- AIM OF THE EXERCISE -
Collect all the lines that mention the word "right".
--- Start of ENTRIES SHOWN ---
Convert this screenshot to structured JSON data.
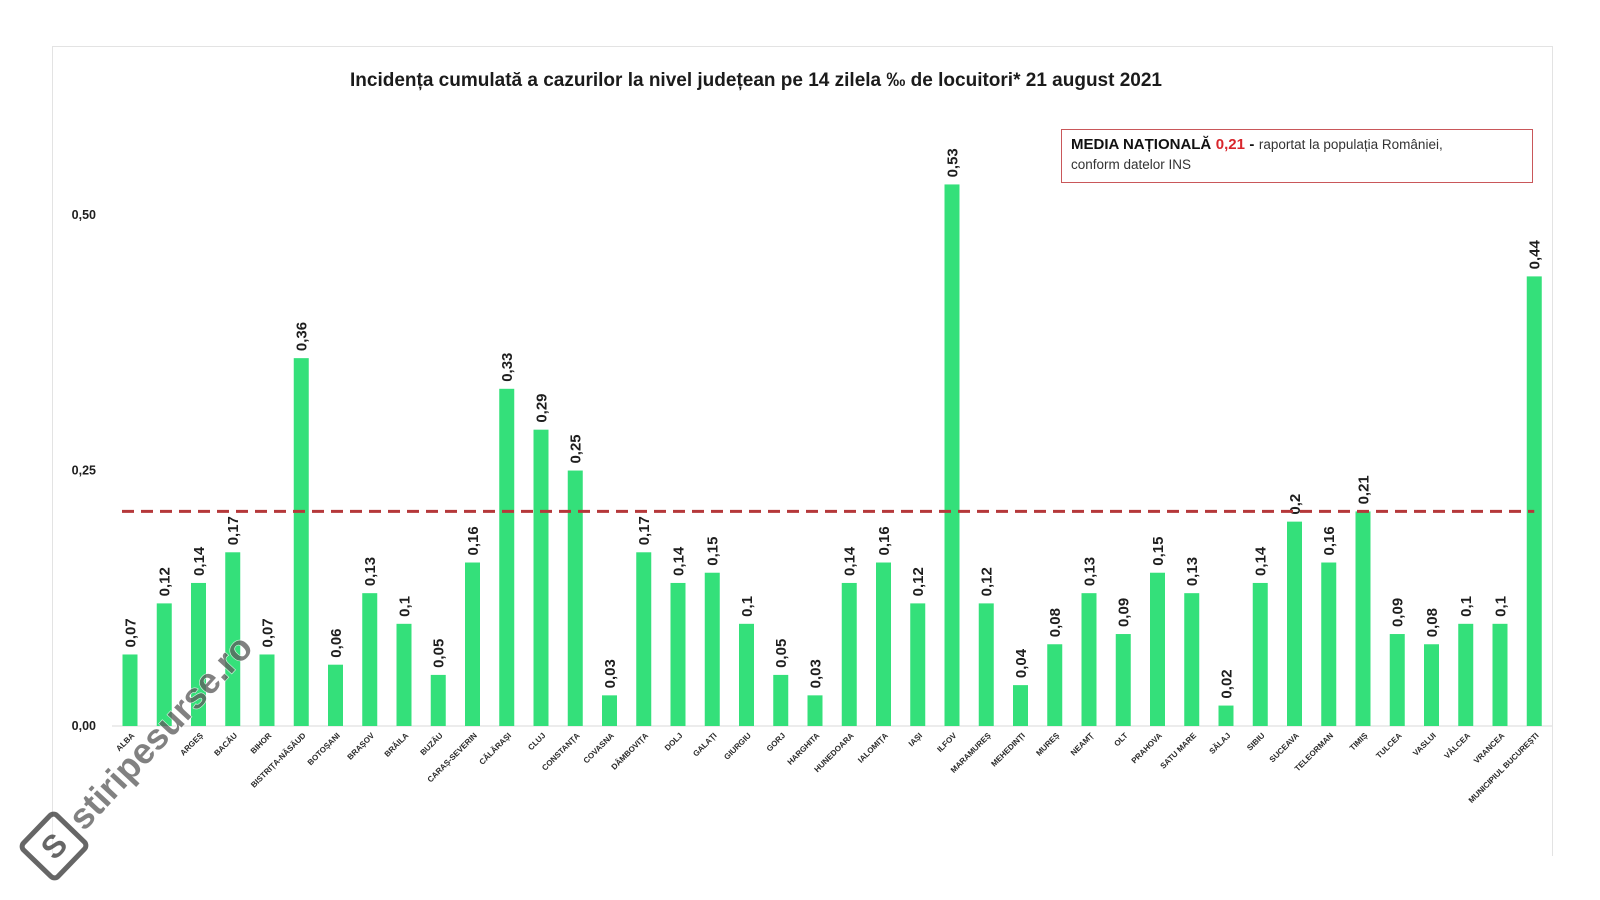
{
  "chart_data": {
    "type": "bar",
    "title": "Incidența cumulată a cazurilor la nivel județean pe 14 zilela ‰ de locuitori* 21 august 2021",
    "categories": [
      "ALBA",
      "",
      "ARGEȘ",
      "BACĂU",
      "BIHOR",
      "BISTRIȚA-NĂSĂUD",
      "BOTOȘANI",
      "BRAȘOV",
      "BRĂILA",
      "BUZĂU",
      "CARAȘ-SEVERIN",
      "CĂLĂRAȘI",
      "CLUJ",
      "CONSTANȚA",
      "COVASNA",
      "DÂMBOVIȚA",
      "DOLJ",
      "GALAȚI",
      "GIURGIU",
      "GORJ",
      "HARGHITA",
      "HUNEDOARA",
      "IALOMIȚA",
      "IAȘI",
      "ILFOV",
      "MARAMUREȘ",
      "MEHEDINȚI",
      "MUREȘ",
      "NEAMȚ",
      "OLT",
      "PRAHOVA",
      "SATU MARE",
      "SĂLAJ",
      "SIBIU",
      "SUCEAVA",
      "TELEORMAN",
      "TIMIȘ",
      "TULCEA",
      "VASLUI",
      "VÂLCEA",
      "VRANCEA",
      "MUNICIPIUL BUCUREȘTI"
    ],
    "values": [
      0.07,
      0.12,
      0.14,
      0.17,
      0.07,
      0.36,
      0.06,
      0.13,
      0.1,
      0.05,
      0.16,
      0.33,
      0.29,
      0.25,
      0.03,
      0.17,
      0.14,
      0.15,
      0.1,
      0.05,
      0.03,
      0.14,
      0.16,
      0.12,
      0.53,
      0.12,
      0.04,
      0.08,
      0.13,
      0.09,
      0.15,
      0.13,
      0.02,
      0.14,
      0.2,
      0.16,
      0.21,
      0.09,
      0.08,
      0.1,
      0.1,
      0.44
    ],
    "value_labels": [
      "0,07",
      "0,12",
      "0,14",
      "0,17",
      "0,07",
      "0,36",
      "0,06",
      "0,13",
      "0,1",
      "0,05",
      "0,16",
      "0,33",
      "0,29",
      "0,25",
      "0,03",
      "0,17",
      "0,14",
      "0,15",
      "0,1",
      "0,05",
      "0,03",
      "0,14",
      "0,16",
      "0,12",
      "0,53",
      "0,12",
      "0,04",
      "0,08",
      "0,13",
      "0,09",
      "0,15",
      "0,13",
      "0,02",
      "0,14",
      "0,2",
      "0,16",
      "0,21",
      "0,09",
      "0,08",
      "0,1",
      "0,1",
      "0,44"
    ],
    "ylim": [
      0,
      0.55
    ],
    "y_ticks": [
      {
        "value": 0,
        "label": "0,00"
      },
      {
        "value": 0.25,
        "label": "0,25"
      },
      {
        "value": 0.5,
        "label": "0,50"
      }
    ],
    "grid": false,
    "bar_color": "#34e07a",
    "reference_line": {
      "value": 0.21,
      "style": "dashed",
      "color": "#b5383a"
    },
    "annotation": {
      "position": "top-right",
      "label": "MEDIA NAȚIONALĂ",
      "value": "0,21",
      "separator": "-",
      "text": "raportat la populația României,",
      "text_line2": "conform datelor INS",
      "value_color": "#d8262c",
      "border_color": "#c9575a"
    }
  },
  "watermark": {
    "text": "stiripesurse.ro",
    "logo_letter": "S",
    "color": "#5e5e5e"
  }
}
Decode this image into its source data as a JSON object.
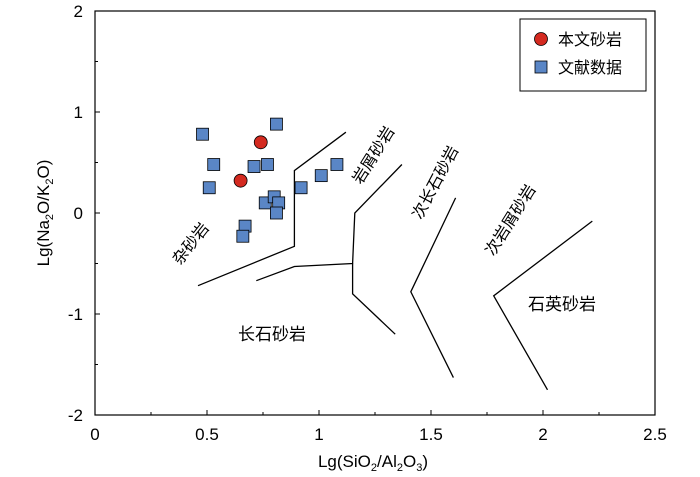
{
  "chart_data": {
    "type": "scatter",
    "title": "",
    "xlabel": "Lg(SiO2/Al2O3)",
    "ylabel": "Lg(Na2O/K2O)",
    "xlim": [
      0,
      2.5
    ],
    "ylim": [
      -2,
      2
    ],
    "xticks": [
      "0",
      "0.5",
      "1",
      "1.5",
      "2",
      "2.5"
    ],
    "xtick_values": [
      0,
      0.5,
      1,
      1.5,
      2,
      2.5
    ],
    "yticks": [
      "2",
      "1",
      "0",
      "-1",
      "-2"
    ],
    "ytick_values": [
      2,
      1,
      0,
      -1,
      -2
    ],
    "legend_position": "top-right",
    "series": [
      {
        "name": "本文砂岩",
        "marker": "circle",
        "color": "#d42a20",
        "points": [
          [
            0.74,
            0.7
          ],
          [
            0.65,
            0.32
          ]
        ]
      },
      {
        "name": "文献数据",
        "marker": "square",
        "color": "#5a86c6",
        "points": [
          [
            0.48,
            0.78
          ],
          [
            0.53,
            0.48
          ],
          [
            0.51,
            0.25
          ],
          [
            0.71,
            0.46
          ],
          [
            0.77,
            0.48
          ],
          [
            0.81,
            0.88
          ],
          [
            0.92,
            0.25
          ],
          [
            1.01,
            0.37
          ],
          [
            1.08,
            0.48
          ],
          [
            0.76,
            0.1
          ],
          [
            0.8,
            0.16
          ],
          [
            0.82,
            0.1
          ],
          [
            0.81,
            0.0
          ],
          [
            0.67,
            -0.13
          ],
          [
            0.66,
            -0.23
          ]
        ]
      }
    ],
    "boundaries": [
      [
        [
          0.46,
          -0.72
        ],
        [
          0.89,
          -0.33
        ],
        [
          0.89,
          0.42
        ],
        [
          1.12,
          0.8
        ]
      ],
      [
        [
          0.72,
          -0.67
        ],
        [
          0.89,
          -0.53
        ],
        [
          1.15,
          -0.5
        ],
        [
          1.16,
          0.0
        ],
        [
          1.37,
          0.48
        ]
      ],
      [
        [
          1.15,
          -0.5
        ],
        [
          1.15,
          -0.8
        ],
        [
          1.34,
          -1.2
        ]
      ],
      [
        [
          1.61,
          0.15
        ],
        [
          1.41,
          -0.78
        ],
        [
          1.6,
          -1.63
        ]
      ],
      [
        [
          2.22,
          -0.08
        ],
        [
          1.78,
          -0.82
        ],
        [
          2.02,
          -1.75
        ]
      ]
    ],
    "field_labels": {
      "greywacke": "杂砂岩",
      "lithic_arenite": "岩屑砂岩",
      "sub_arkose": "次长石砂岩",
      "sub_lithic_arenite": "次岩屑砂岩",
      "arkose": "长石砂岩",
      "quartz_arenite": "石英砂岩"
    },
    "axis_labels": {
      "x": {
        "a": "Lg(SiO",
        "s1": "2",
        "b": "/Al",
        "s2": "2",
        "c": "O",
        "s3": "3",
        "d": ")"
      },
      "y": {
        "a": "Lg(Na",
        "s1": "2",
        "b": "O/K",
        "s2": "2",
        "c": "O)"
      }
    }
  }
}
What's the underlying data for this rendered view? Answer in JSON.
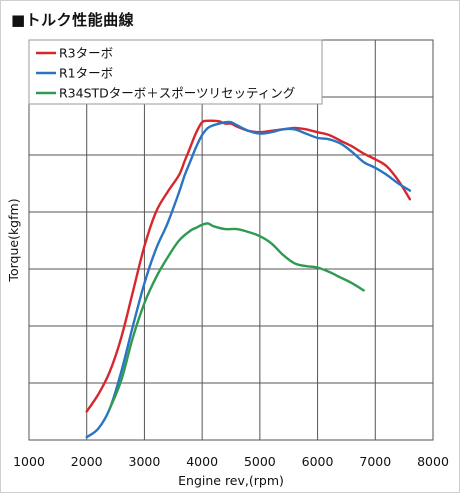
{
  "chart_data": {
    "type": "line",
    "title": "■トルク性能曲線",
    "xlabel": "Engine rev,(rpm)",
    "ylabel": "Torque(kgfm)",
    "xlim": [
      1000,
      8000
    ],
    "xticks": [
      "1000",
      "2000",
      "3000",
      "4000",
      "5000",
      "6000",
      "7000",
      "8000"
    ],
    "y_tick_labels_shown": false,
    "grid": true,
    "legend_position": "top-left",
    "series": [
      {
        "name": "R3ターボ",
        "color": "#d7272d",
        "x": [
          2000,
          2200,
          2400,
          2600,
          2800,
          3000,
          3200,
          3400,
          3600,
          3700,
          3800,
          3900,
          4000,
          4100,
          4200,
          4300,
          4400,
          4500,
          4600,
          4800,
          5000,
          5200,
          5400,
          5600,
          5800,
          6000,
          6200,
          6400,
          6600,
          6800,
          7000,
          7200,
          7400,
          7600
        ],
        "y": [
          0.1,
          0.16,
          0.24,
          0.36,
          0.52,
          0.68,
          0.8,
          0.87,
          0.93,
          0.98,
          1.03,
          1.08,
          1.115,
          1.12,
          1.12,
          1.118,
          1.11,
          1.11,
          1.1,
          1.085,
          1.08,
          1.085,
          1.09,
          1.095,
          1.09,
          1.08,
          1.07,
          1.05,
          1.03,
          1.005,
          0.985,
          0.96,
          0.91,
          0.845
        ]
      },
      {
        "name": "R1ターボ",
        "color": "#2a74c1",
        "x": [
          2000,
          2200,
          2400,
          2600,
          2800,
          3000,
          3200,
          3400,
          3600,
          3700,
          3800,
          3900,
          4000,
          4100,
          4200,
          4300,
          4400,
          4500,
          4600,
          4800,
          5000,
          5200,
          5400,
          5600,
          5800,
          6000,
          6200,
          6400,
          6600,
          6800,
          7000,
          7200,
          7400,
          7600
        ],
        "y": [
          0.01,
          0.04,
          0.11,
          0.24,
          0.4,
          0.55,
          0.67,
          0.76,
          0.87,
          0.93,
          0.98,
          1.03,
          1.07,
          1.095,
          1.105,
          1.11,
          1.115,
          1.115,
          1.105,
          1.085,
          1.075,
          1.08,
          1.09,
          1.09,
          1.075,
          1.06,
          1.055,
          1.04,
          1.01,
          0.975,
          0.955,
          0.93,
          0.9,
          0.875
        ]
      },
      {
        "name": "R34STDターボ＋スポーツリセッティング",
        "color": "#2f9a52",
        "x": [
          2400,
          2600,
          2800,
          3000,
          3200,
          3400,
          3600,
          3800,
          3900,
          4000,
          4100,
          4200,
          4400,
          4600,
          4800,
          5000,
          5200,
          5400,
          5600,
          5800,
          6000,
          6200,
          6400,
          6600,
          6800
        ],
        "y": [
          0.11,
          0.21,
          0.36,
          0.48,
          0.57,
          0.64,
          0.7,
          0.735,
          0.745,
          0.755,
          0.76,
          0.75,
          0.74,
          0.74,
          0.73,
          0.715,
          0.69,
          0.65,
          0.62,
          0.61,
          0.605,
          0.59,
          0.57,
          0.55,
          0.525
        ]
      }
    ]
  }
}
--- End of ENTRIES SHOWN ---
- ANSWER TO THIS TASK -
      "position": "top-right",
    "legend_position": "top-right",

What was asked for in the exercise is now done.